#### Task description
Exclude all pictures, then copy each of the records exactly as written.

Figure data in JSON
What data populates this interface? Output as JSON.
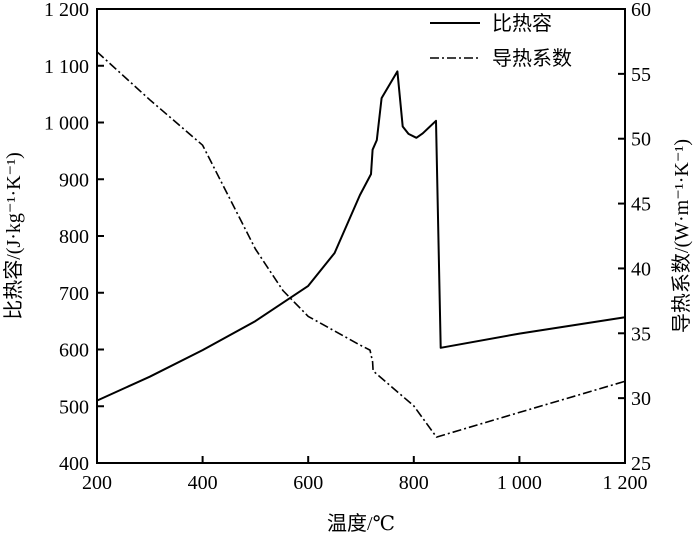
{
  "chart_data": {
    "type": "line",
    "title": "",
    "xlabel": "温度/℃",
    "ylabel_left": "比热容/(J·kg⁻¹·K⁻¹)",
    "ylabel_right": "导热系数/(W·m⁻¹·K⁻¹)",
    "xlim": [
      200,
      1200
    ],
    "ylim_left": [
      400,
      1200
    ],
    "ylim_right": [
      25,
      60
    ],
    "xticks": [
      200,
      400,
      600,
      800,
      1000,
      1200
    ],
    "xtick_labels": [
      "200",
      "400",
      "600",
      "800",
      "1 000",
      "1 200"
    ],
    "yticks_left": [
      400,
      500,
      600,
      700,
      800,
      900,
      1000,
      1100,
      1200
    ],
    "ytick_labels_left": [
      "400",
      "500",
      "600",
      "700",
      "800",
      "900",
      "1 000",
      "1 100",
      "1 200"
    ],
    "yticks_right": [
      25,
      30,
      35,
      40,
      45,
      50,
      55,
      60
    ],
    "ytick_labels_right": [
      "25",
      "30",
      "35",
      "40",
      "45",
      "50",
      "55",
      "60"
    ],
    "grid": false,
    "legend_position": "top-right",
    "series": [
      {
        "name": "比热容",
        "axis": "left",
        "style": "solid",
        "x": [
          200,
          300,
          400,
          500,
          600,
          650,
          698,
          719,
          722,
          730,
          739,
          755,
          769,
          779,
          790,
          805,
          817,
          842,
          851,
          1000,
          1200
        ],
        "y": [
          510,
          552,
          599,
          650,
          712,
          770,
          872,
          909,
          952,
          969,
          1043,
          1068,
          1090,
          993,
          980,
          973,
          981,
          1003,
          603,
          628,
          657
        ]
      },
      {
        "name": "导热系数",
        "axis": "right",
        "style": "dashdot",
        "x": [
          200,
          300,
          400,
          500,
          552,
          600,
          698,
          717,
          722,
          723,
          800,
          843,
          1000,
          1200
        ],
        "y": [
          56.7,
          53.0,
          49.5,
          41.5,
          38.3,
          36.3,
          34.1,
          33.7,
          32.8,
          32.1,
          29.4,
          27.0,
          28.9,
          31.3
        ]
      }
    ]
  }
}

#### Correct answer
What data populates this interface? Output as JSON.
{
  "chart_data": {
    "type": "line",
    "title": "",
    "xlabel": "温度/℃",
    "ylabel_left": "比热容/(J·kg⁻¹·K⁻¹)",
    "ylabel_right": "导热系数/(W·m⁻¹·K⁻¹)",
    "xlim": [
      200,
      1200
    ],
    "ylim_left": [
      400,
      1200
    ],
    "ylim_right": [
      25,
      60
    ],
    "xticks": [
      200,
      400,
      600,
      800,
      1000,
      1200
    ],
    "xtick_labels": [
      "200",
      "400",
      "600",
      "800",
      "1 000",
      "1 200"
    ],
    "yticks_left": [
      400,
      500,
      600,
      700,
      800,
      900,
      1000,
      1100,
      1200
    ],
    "ytick_labels_left": [
      "400",
      "500",
      "600",
      "700",
      "800",
      "900",
      "1 000",
      "1 100",
      "1 200"
    ],
    "yticks_right": [
      25,
      30,
      35,
      40,
      45,
      50,
      55,
      60
    ],
    "ytick_labels_right": [
      "25",
      "30",
      "35",
      "40",
      "45",
      "50",
      "55",
      "60"
    ],
    "grid": false,
    "legend_position": "top-right",
    "series": [
      {
        "name": "比热容",
        "axis": "left",
        "style": "solid",
        "x": [
          200,
          300,
          400,
          500,
          600,
          650,
          698,
          719,
          722,
          730,
          739,
          755,
          769,
          779,
          790,
          805,
          817,
          842,
          851,
          1000,
          1200
        ],
        "y": [
          510,
          552,
          599,
          650,
          712,
          770,
          872,
          909,
          952,
          969,
          1043,
          1068,
          1090,
          993,
          980,
          973,
          981,
          1003,
          603,
          628,
          657
        ]
      },
      {
        "name": "导热系数",
        "axis": "right",
        "style": "dashdot",
        "x": [
          200,
          300,
          400,
          500,
          552,
          600,
          698,
          717,
          722,
          723,
          800,
          843,
          1000,
          1200
        ],
        "y": [
          56.7,
          53.0,
          49.5,
          41.5,
          38.3,
          36.3,
          34.1,
          33.7,
          32.8,
          32.1,
          29.4,
          27.0,
          28.9,
          31.3
        ]
      }
    ]
  }
}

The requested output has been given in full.